__Exercise directions__
Every line containing the word "which" needs to be found and copied.

__Input records__
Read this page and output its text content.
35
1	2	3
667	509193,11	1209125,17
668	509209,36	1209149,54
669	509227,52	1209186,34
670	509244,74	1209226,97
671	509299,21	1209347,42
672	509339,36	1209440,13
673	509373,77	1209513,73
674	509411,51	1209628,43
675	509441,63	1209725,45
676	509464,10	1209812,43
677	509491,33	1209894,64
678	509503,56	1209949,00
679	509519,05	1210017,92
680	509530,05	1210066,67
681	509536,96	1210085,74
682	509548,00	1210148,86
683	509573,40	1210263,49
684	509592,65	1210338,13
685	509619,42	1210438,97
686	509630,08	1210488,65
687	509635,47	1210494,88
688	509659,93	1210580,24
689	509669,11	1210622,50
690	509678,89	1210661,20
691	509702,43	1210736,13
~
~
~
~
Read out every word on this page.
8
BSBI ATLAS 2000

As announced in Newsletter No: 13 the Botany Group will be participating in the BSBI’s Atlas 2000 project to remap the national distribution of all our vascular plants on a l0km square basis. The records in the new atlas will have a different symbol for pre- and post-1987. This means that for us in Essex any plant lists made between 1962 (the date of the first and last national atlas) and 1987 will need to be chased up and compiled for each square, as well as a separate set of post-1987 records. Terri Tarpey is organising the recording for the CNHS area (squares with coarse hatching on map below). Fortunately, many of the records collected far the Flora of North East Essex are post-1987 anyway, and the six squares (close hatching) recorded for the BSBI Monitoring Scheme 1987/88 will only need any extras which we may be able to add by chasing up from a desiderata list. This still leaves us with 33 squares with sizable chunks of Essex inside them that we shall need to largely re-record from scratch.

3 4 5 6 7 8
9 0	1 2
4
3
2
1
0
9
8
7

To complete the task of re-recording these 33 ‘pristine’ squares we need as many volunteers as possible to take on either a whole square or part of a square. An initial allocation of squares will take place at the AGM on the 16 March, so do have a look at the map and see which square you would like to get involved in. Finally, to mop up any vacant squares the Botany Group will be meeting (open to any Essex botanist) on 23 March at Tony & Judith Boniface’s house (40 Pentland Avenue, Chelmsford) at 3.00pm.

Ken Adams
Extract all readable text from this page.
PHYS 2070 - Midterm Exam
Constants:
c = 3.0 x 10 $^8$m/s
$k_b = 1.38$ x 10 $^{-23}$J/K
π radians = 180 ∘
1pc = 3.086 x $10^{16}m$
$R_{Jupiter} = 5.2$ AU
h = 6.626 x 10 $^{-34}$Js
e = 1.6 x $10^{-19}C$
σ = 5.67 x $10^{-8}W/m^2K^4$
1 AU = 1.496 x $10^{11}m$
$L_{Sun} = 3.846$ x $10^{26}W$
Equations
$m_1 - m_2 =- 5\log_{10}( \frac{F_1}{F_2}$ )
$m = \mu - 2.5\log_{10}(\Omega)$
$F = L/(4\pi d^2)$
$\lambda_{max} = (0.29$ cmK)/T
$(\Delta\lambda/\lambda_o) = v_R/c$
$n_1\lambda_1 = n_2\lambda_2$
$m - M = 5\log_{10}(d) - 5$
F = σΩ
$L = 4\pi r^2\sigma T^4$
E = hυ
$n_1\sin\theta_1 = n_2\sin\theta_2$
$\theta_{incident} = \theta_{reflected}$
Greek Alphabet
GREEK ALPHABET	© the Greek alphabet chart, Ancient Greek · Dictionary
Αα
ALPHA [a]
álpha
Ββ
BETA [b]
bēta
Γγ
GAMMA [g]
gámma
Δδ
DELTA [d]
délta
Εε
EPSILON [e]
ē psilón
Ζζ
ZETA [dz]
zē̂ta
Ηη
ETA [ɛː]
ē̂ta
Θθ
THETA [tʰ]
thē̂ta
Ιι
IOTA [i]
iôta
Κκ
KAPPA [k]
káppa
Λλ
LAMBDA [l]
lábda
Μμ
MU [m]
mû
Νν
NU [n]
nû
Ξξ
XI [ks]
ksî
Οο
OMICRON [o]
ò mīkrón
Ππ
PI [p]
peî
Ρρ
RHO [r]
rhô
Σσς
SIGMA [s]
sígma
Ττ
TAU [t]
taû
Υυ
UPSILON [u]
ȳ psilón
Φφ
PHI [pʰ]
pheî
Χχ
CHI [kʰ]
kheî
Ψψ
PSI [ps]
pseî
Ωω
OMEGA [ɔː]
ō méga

__Solution__
As announced in Newsletter No: 13 the Botany Group will be participating in the BSBI’s Atlas 2000 project to remap the national distribution of all our vascular plants on a l0km square basis. The records in the new atlas will have a different symbol for pre- and post-1987. This means that for us in Essex any plant lists made between 1962 (the date of the first and last national atlas) and 1987 will need to be chased up and compiled for each square, as well as a separate set of post-1987 records. Terri Tarpey is organising the recording for the CNHS area (squares with coarse hatching on map below). Fortunately, many of the records collected far the Flora of North East Essex are post-1987 anyway, and the six squares (close hatching) recorded for the BSBI Monitoring Scheme 1987/88 will only need any extras which we may be able to add by chasing up from a desiderata list. This still leaves us with 33 squares with sizable chunks of Essex inside them that we shall need to largely re-record from scratch.
To complete the task of re-recording these 33 ‘pristine’ squares we need as many volunteers as possible to take on either a whole square or part of a square. An initial allocation of squares will take place at the AGM on the 16 March, so do have a look at the map and see which square you would like to get involved in. Finally, to mop up any vacant squares the Botany Group will be meeting (open to any Essex botanist) on 23 March at Tony & Judith Boniface’s house (40 Pentland Avenue, Chelmsford) at 3.00pm.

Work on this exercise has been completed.